» **EXERCISE INSTRUCTIONS**
Scan the lines below for the word "Long". Copy each line you find it in.

○ ○ ○ ○

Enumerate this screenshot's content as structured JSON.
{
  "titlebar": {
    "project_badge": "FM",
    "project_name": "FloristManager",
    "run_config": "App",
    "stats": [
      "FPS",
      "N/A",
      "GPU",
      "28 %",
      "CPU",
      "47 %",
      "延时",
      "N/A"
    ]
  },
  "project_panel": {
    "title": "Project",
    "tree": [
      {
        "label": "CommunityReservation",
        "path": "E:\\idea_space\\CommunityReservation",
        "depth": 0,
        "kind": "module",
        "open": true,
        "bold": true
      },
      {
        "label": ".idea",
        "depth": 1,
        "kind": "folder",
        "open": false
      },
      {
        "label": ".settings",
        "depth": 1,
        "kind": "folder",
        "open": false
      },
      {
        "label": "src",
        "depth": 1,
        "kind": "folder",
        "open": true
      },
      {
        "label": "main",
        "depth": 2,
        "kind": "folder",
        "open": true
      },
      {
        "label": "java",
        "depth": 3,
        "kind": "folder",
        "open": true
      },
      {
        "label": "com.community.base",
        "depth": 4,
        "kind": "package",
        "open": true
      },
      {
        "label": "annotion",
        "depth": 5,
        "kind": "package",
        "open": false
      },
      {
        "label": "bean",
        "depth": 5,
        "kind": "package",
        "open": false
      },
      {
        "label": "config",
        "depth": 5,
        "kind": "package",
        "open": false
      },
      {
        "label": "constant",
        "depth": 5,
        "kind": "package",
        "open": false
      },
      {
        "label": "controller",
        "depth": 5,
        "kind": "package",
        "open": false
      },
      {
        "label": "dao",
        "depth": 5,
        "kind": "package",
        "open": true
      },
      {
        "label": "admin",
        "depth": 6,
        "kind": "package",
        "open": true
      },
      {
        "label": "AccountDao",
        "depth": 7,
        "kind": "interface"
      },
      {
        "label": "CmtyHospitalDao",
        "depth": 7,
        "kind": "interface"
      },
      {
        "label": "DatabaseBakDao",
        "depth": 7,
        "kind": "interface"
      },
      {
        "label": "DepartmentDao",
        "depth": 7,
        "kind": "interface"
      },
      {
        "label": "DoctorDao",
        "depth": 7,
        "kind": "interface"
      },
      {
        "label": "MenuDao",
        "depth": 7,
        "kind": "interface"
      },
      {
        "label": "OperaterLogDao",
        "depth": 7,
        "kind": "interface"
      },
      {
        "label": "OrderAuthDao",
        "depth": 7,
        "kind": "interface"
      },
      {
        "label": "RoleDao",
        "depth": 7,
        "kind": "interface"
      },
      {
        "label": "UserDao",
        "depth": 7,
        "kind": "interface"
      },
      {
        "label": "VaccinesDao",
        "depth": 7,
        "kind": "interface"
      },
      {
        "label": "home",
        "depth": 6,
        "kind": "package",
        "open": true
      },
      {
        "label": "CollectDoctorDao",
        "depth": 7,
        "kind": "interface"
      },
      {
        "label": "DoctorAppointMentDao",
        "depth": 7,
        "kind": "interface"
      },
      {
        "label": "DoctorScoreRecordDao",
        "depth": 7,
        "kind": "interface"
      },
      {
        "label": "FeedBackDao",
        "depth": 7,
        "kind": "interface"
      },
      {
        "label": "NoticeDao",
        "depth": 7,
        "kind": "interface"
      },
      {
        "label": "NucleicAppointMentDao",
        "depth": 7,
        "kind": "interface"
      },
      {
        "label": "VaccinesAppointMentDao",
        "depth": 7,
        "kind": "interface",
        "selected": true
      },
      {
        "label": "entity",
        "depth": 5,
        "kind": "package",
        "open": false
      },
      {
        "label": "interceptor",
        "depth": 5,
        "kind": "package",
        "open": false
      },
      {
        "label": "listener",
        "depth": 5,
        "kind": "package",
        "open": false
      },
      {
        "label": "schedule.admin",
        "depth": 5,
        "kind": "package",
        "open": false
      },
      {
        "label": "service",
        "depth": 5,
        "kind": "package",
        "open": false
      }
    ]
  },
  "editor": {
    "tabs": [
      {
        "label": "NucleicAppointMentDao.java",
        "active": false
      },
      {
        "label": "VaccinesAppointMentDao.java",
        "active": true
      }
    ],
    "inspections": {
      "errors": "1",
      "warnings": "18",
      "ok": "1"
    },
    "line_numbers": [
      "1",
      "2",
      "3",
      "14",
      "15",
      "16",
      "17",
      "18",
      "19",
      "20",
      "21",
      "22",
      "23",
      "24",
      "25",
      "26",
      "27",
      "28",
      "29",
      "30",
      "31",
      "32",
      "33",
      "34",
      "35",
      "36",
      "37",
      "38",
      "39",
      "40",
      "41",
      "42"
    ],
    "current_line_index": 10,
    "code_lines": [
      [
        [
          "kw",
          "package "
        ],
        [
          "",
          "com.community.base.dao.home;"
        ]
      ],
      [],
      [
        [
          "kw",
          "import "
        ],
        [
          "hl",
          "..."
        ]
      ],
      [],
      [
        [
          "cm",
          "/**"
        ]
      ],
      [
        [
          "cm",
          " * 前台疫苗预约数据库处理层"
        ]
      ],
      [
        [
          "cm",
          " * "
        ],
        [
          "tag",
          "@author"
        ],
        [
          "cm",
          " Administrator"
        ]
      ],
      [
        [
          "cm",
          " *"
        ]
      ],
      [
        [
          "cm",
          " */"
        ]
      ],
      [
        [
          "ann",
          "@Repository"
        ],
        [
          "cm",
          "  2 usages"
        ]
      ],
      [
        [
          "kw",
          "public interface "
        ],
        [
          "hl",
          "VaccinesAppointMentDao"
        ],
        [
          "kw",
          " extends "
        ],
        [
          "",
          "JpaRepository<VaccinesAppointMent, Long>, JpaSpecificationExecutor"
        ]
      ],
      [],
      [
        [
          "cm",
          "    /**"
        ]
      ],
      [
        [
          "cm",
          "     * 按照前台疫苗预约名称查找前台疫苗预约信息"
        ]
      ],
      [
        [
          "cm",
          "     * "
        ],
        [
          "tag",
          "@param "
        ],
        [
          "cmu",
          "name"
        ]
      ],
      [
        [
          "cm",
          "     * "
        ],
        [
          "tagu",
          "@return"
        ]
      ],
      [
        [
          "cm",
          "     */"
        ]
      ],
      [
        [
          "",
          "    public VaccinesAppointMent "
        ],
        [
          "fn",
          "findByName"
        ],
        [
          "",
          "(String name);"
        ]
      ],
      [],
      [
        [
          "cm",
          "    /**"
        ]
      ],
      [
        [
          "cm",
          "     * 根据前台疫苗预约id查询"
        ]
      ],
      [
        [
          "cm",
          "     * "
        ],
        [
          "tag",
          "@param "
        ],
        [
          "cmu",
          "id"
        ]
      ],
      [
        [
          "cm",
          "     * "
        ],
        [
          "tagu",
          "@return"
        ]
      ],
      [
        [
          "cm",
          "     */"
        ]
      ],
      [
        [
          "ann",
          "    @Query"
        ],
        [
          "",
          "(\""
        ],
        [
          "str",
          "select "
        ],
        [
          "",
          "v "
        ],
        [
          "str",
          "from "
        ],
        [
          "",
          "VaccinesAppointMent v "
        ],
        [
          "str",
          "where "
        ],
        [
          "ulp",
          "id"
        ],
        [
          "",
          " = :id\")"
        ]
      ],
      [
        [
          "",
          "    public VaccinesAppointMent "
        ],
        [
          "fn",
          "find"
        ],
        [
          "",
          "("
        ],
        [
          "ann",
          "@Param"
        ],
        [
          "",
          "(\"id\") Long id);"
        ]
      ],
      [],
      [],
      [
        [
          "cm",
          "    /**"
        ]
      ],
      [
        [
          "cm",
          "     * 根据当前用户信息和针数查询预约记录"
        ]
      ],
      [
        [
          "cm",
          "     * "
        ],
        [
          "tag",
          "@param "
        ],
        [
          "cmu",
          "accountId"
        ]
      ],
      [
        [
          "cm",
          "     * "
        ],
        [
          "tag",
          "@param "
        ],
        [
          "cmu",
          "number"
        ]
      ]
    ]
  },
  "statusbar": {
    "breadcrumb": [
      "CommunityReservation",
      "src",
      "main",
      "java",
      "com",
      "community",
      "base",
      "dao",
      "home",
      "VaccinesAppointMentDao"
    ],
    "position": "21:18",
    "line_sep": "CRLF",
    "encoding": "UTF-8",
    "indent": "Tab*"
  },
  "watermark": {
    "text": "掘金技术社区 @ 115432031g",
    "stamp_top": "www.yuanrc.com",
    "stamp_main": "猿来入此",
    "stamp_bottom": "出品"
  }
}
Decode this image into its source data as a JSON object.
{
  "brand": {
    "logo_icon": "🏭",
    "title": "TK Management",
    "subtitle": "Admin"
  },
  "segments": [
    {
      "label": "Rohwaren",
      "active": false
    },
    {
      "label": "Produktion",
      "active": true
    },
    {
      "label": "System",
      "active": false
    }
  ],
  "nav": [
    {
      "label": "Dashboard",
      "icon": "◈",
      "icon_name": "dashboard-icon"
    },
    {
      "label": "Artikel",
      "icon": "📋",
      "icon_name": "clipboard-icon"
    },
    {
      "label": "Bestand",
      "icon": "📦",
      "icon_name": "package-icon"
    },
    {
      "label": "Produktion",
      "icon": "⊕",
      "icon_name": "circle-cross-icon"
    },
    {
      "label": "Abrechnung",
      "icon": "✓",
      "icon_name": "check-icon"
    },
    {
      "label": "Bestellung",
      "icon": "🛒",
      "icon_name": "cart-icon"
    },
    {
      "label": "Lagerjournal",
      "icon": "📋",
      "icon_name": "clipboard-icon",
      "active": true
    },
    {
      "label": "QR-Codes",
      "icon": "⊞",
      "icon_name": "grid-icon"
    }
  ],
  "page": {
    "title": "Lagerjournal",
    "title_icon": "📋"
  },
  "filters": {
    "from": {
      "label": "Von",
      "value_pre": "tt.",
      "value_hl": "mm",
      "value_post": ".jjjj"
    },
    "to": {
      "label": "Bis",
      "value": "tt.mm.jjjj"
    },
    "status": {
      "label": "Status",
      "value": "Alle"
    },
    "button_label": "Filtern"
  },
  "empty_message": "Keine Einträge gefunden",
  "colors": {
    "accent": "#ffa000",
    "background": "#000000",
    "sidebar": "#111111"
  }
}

○ ○ ○ ○

» **FINAL RESULT**
          "JpaRepository<VaccinesAppointMent, Long>, JpaSpecificationExecutor"
          "(\"id\") Long id);"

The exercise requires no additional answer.